Reproduce the listing verbatim.
== Data provided
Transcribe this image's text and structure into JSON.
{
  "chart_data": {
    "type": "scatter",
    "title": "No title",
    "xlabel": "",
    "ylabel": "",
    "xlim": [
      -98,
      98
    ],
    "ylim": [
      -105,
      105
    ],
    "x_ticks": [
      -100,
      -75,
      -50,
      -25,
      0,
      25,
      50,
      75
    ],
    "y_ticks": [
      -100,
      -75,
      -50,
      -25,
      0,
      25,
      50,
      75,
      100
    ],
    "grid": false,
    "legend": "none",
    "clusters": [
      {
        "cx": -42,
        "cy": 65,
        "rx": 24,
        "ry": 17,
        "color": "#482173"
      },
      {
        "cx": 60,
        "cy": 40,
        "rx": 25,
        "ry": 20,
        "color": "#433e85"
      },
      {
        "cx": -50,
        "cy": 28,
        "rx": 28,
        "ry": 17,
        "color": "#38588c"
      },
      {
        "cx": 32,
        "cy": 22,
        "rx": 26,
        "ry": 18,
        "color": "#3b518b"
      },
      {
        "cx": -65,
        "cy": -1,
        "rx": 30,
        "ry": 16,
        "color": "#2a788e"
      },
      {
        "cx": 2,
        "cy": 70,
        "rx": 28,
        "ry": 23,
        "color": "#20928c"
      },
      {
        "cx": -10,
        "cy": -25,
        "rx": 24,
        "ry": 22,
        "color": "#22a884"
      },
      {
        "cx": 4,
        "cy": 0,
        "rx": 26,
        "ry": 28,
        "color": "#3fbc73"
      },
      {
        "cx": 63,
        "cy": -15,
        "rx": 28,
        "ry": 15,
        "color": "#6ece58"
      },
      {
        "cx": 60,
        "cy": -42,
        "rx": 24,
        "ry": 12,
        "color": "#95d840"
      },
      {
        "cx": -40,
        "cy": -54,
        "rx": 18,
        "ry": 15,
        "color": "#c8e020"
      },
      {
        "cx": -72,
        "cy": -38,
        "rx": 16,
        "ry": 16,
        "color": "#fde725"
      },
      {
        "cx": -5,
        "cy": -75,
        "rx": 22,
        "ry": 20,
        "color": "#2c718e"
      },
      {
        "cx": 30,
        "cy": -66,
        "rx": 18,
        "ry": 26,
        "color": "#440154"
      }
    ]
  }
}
====
Written solution ::
Transcribe this image's text and structure into JSON.
{
  "chart_data": {
    "type": "scatter",
    "title": "No title",
    "xlabel": "",
    "ylabel": "",
    "xlim": [
      -98,
      98
    ],
    "ylim": [
      -105,
      105
    ],
    "x_ticks": [
      -100,
      -75,
      -50,
      -25,
      0,
      25,
      50,
      75
    ],
    "y_ticks": [
      -100,
      -75,
      -50,
      -25,
      0,
      25,
      50,
      75,
      100
    ],
    "grid": false,
    "legend": "none",
    "clusters": [
      {
        "cx": -42,
        "cy": 65,
        "rx": 24,
        "ry": 17,
        "color": "#482173"
      },
      {
        "cx": 60,
        "cy": 40,
        "rx": 25,
        "ry": 20,
        "color": "#433e85"
      },
      {
        "cx": -50,
        "cy": 28,
        "rx": 28,
        "ry": 17,
        "color": "#38588c"
      },
      {
        "cx": 32,
        "cy": 22,
        "rx": 26,
        "ry": 18,
        "color": "#3b518b"
      },
      {
        "cx": -65,
        "cy": -1,
        "rx": 30,
        "ry": 16,
        "color": "#2a788e"
      },
      {
        "cx": 2,
        "cy": 70,
        "rx": 28,
        "ry": 23,
        "color": "#20928c"
      },
      {
        "cx": -10,
        "cy": -25,
        "rx": 24,
        "ry": 22,
        "color": "#22a884"
      },
      {
        "cx": 4,
        "cy": 0,
        "rx": 26,
        "ry": 28,
        "color": "#3fbc73"
      },
      {
        "cx": 63,
        "cy": -15,
        "rx": 28,
        "ry": 15,
        "color": "#6ece58"
      },
      {
        "cx": 60,
        "cy": -42,
        "rx": 24,
        "ry": 12,
        "color": "#95d840"
      },
      {
        "cx": -40,
        "cy": -54,
        "rx": 18,
        "ry": 15,
        "color": "#c8e020"
      },
      {
        "cx": -72,
        "cy": -38,
        "rx": 16,
        "ry": 16,
        "color": "#fde725"
      },
      {
        "cx": -5,
        "cy": -75,
        "rx": 22,
        "ry": 20,
        "color": "#2c718e"
      },
      {
        "cx": 30,
        "cy": -66,
        "rx": 18,
        "ry": 26,
        "color": "#440154"
      }
    ]
  }
}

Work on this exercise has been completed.